Find "Serialize everything readable" in the material below, then copy that line and every subsequent line to the end, exactly.

^^^^

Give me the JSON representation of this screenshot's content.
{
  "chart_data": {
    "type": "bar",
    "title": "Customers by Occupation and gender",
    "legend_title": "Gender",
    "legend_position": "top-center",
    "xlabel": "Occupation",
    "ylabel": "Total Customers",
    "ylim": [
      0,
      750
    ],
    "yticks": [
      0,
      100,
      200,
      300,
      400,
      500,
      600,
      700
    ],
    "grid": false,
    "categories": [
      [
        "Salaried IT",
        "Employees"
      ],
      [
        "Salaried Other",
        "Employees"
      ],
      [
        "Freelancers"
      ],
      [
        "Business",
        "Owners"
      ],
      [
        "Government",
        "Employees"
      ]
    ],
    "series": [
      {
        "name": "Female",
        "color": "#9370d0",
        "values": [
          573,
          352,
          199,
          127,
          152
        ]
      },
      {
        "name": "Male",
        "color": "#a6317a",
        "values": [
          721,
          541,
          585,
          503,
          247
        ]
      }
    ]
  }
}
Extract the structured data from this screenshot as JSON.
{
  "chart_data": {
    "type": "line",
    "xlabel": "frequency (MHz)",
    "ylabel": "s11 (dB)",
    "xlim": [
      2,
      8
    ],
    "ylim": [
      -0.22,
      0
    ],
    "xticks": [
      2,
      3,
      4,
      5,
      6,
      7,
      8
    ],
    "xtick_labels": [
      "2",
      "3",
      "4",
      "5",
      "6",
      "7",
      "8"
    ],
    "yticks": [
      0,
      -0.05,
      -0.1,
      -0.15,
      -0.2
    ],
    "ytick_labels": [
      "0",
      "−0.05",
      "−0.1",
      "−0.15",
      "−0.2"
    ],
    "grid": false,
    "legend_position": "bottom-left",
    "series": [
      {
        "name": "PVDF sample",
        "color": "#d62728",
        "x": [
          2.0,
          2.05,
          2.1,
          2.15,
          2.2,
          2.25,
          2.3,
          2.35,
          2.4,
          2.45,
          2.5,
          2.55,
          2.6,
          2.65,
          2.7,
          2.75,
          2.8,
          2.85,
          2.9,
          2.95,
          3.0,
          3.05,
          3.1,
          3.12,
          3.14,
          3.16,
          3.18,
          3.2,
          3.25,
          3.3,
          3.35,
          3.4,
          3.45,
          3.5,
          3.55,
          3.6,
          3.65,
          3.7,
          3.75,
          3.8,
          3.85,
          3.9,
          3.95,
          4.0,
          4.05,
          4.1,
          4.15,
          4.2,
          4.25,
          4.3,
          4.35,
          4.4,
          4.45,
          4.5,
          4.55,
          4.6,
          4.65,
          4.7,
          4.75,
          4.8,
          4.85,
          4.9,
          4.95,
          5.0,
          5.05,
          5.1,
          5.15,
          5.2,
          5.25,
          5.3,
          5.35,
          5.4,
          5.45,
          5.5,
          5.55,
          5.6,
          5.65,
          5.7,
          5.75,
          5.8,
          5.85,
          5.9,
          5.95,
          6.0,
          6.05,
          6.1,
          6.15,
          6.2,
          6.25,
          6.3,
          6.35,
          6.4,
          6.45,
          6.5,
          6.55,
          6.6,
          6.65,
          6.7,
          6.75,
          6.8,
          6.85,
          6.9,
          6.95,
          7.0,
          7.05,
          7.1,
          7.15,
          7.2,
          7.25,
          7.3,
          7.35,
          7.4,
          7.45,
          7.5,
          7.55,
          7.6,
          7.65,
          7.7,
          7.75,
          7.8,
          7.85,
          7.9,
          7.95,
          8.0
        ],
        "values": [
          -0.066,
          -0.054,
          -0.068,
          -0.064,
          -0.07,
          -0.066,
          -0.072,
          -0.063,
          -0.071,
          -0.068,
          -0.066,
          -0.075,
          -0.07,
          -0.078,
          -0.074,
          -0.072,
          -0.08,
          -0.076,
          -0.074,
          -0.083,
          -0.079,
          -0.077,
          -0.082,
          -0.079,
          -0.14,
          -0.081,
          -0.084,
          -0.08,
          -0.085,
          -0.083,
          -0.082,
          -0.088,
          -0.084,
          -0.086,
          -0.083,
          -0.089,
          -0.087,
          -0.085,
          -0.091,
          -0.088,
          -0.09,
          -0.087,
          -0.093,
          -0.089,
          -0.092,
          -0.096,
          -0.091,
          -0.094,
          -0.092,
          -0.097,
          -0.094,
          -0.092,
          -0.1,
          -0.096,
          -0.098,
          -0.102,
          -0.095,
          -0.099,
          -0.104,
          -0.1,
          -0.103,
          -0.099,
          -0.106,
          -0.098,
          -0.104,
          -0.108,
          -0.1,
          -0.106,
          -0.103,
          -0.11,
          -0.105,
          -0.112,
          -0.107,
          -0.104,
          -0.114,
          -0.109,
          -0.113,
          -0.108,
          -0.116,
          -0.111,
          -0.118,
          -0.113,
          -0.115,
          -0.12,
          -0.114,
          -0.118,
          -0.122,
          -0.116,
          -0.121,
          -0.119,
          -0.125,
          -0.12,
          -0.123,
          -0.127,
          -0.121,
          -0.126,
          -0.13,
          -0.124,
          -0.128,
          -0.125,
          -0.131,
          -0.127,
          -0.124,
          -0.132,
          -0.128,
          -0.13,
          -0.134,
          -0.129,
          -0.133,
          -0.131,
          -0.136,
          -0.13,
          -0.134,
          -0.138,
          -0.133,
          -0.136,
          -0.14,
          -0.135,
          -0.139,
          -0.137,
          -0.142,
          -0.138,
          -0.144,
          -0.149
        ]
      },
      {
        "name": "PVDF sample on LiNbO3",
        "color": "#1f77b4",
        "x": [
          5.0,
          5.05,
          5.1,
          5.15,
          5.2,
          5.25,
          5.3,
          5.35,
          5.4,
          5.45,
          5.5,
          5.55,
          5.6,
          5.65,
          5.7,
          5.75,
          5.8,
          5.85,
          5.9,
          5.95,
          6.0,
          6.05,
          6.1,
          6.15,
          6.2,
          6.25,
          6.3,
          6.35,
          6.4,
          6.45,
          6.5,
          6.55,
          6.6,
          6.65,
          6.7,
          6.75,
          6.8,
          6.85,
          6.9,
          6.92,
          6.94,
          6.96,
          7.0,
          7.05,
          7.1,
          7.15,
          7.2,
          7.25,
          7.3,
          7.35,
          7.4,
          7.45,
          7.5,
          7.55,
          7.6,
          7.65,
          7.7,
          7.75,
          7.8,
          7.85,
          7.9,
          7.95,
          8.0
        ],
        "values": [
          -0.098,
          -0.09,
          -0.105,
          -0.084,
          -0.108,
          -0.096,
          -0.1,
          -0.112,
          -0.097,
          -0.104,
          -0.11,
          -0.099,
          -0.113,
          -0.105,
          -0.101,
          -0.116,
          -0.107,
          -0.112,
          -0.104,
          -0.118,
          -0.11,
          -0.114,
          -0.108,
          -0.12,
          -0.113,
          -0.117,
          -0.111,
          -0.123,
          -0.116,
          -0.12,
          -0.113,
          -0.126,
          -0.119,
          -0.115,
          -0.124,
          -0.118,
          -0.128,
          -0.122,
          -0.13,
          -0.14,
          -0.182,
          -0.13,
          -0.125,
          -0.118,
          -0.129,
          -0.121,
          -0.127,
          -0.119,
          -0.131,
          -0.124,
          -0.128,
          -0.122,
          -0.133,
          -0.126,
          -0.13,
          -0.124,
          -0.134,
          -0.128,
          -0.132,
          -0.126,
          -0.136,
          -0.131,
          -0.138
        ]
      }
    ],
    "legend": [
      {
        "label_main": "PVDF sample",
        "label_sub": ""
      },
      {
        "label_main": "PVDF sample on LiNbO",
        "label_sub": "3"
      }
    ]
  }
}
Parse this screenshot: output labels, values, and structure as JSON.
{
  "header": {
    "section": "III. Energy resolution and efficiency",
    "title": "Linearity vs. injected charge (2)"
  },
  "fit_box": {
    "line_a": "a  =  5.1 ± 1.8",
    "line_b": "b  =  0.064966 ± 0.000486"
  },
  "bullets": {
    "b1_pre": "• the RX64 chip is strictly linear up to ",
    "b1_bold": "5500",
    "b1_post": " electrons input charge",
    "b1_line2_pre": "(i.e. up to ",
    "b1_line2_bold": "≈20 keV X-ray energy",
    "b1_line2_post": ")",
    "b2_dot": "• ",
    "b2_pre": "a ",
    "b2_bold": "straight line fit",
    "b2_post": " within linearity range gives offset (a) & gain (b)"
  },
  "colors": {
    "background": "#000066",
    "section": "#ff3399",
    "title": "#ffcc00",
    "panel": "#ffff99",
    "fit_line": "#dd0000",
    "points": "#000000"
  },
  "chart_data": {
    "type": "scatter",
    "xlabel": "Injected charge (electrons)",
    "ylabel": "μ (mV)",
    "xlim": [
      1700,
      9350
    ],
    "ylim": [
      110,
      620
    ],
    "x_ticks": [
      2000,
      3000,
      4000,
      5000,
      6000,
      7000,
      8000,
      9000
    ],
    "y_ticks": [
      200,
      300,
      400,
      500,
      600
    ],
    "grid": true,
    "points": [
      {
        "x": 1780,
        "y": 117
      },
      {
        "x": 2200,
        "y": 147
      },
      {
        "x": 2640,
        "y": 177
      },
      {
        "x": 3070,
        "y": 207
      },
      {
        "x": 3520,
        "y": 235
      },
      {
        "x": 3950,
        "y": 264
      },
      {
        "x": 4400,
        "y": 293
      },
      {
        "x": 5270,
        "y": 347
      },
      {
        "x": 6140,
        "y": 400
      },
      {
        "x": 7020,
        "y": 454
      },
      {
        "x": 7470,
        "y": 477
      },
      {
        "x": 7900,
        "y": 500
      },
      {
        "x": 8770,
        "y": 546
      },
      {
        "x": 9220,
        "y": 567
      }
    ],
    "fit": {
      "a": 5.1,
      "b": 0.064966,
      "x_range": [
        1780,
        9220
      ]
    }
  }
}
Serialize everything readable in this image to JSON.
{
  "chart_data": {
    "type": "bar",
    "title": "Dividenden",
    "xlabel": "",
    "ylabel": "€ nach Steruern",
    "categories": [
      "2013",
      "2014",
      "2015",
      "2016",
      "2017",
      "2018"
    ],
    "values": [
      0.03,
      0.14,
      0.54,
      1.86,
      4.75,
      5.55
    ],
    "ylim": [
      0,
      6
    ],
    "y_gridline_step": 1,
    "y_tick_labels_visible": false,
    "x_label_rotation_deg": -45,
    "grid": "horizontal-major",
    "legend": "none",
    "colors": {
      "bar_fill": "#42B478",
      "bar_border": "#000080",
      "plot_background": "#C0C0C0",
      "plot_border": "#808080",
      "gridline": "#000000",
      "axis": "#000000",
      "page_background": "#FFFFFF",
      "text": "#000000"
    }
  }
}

^^^^

REPLY:
Serialize everything readable in this image to JSON.
{
  "chart_data": {
    "type": "bar",
    "title": "Dividenden",
    "xlabel": "",
    "ylabel": "€ nach Steruern",
    "categories": [
      "2013",
      "2014",
      "2015",
      "2016",
      "2017",
      "2018"
    ],
    "values": [
      0.03,
      0.14,
      0.54,
      1.86,
      4.75,
      5.55
    ],
    "ylim": [
      0,
      6
    ],
    "y_gridline_step": 1,
    "y_tick_labels_visible": false,
    "x_label_rotation_deg": -45,
    "grid": "horizontal-major",
    "legend": "none",
    "colors": {
      "bar_fill": "#42B478",
      "bar_border": "#000080",
      "plot_background": "#C0C0C0",
      "plot_border": "#808080",
      "gridline": "#000000",
      "axis": "#000000",
      "page_background": "#FFFFFF",
      "text": "#000000"
    }
  }
}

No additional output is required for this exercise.